Records to process:

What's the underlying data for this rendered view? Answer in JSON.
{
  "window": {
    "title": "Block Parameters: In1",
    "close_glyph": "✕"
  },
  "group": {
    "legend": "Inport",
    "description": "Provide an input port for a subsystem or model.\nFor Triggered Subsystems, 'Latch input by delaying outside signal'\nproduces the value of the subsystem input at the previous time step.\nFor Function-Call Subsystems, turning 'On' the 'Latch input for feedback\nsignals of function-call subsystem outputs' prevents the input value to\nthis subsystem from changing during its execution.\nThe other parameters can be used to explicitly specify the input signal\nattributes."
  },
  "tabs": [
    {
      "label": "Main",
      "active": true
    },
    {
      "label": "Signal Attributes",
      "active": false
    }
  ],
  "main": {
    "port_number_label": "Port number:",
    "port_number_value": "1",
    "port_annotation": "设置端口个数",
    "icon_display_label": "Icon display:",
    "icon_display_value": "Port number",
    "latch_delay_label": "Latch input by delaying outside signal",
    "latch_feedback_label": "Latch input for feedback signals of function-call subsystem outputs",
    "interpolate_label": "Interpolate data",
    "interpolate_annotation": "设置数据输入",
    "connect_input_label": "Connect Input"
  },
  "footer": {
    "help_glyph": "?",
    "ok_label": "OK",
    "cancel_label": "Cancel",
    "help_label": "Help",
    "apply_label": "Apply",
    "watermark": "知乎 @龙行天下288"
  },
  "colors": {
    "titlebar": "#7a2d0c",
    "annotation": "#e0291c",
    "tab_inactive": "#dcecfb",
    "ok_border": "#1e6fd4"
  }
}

Stated goal: Reproduce the material verbatim, line by line.

Answer below:
What's the underlying data for this rendered view? Answer in JSON.
{
  "window": {
    "title": "Block Parameters: In1",
    "close_glyph": "✕"
  },
  "group": {
    "legend": "Inport",
    "description": "Provide an input port for a subsystem or model.\nFor Triggered Subsystems, 'Latch input by delaying outside signal'\nproduces the value of the subsystem input at the previous time step.\nFor Function-Call Subsystems, turning 'On' the 'Latch input for feedback\nsignals of function-call subsystem outputs' prevents the input value to\nthis subsystem from changing during its execution.\nThe other parameters can be used to explicitly specify the input signal\nattributes."
  },
  "tabs": [
    {
      "label": "Main",
      "active": true
    },
    {
      "label": "Signal Attributes",
      "active": false
    }
  ],
  "main": {
    "port_number_label": "Port number:",
    "port_number_value": "1",
    "port_annotation": "设置端口个数",
    "icon_display_label": "Icon display:",
    "icon_display_value": "Port number",
    "latch_delay_label": "Latch input by delaying outside signal",
    "latch_feedback_label": "Latch input for feedback signals of function-call subsystem outputs",
    "interpolate_label": "Interpolate data",
    "interpolate_annotation": "设置数据输入",
    "connect_input_label": "Connect Input"
  },
  "footer": {
    "help_glyph": "?",
    "ok_label": "OK",
    "cancel_label": "Cancel",
    "help_label": "Help",
    "apply_label": "Apply",
    "watermark": "知乎 @龙行天下288"
  },
  "colors": {
    "titlebar": "#7a2d0c",
    "annotation": "#e0291c",
    "tab_inactive": "#dcecfb",
    "ok_border": "#1e6fd4"
  }
}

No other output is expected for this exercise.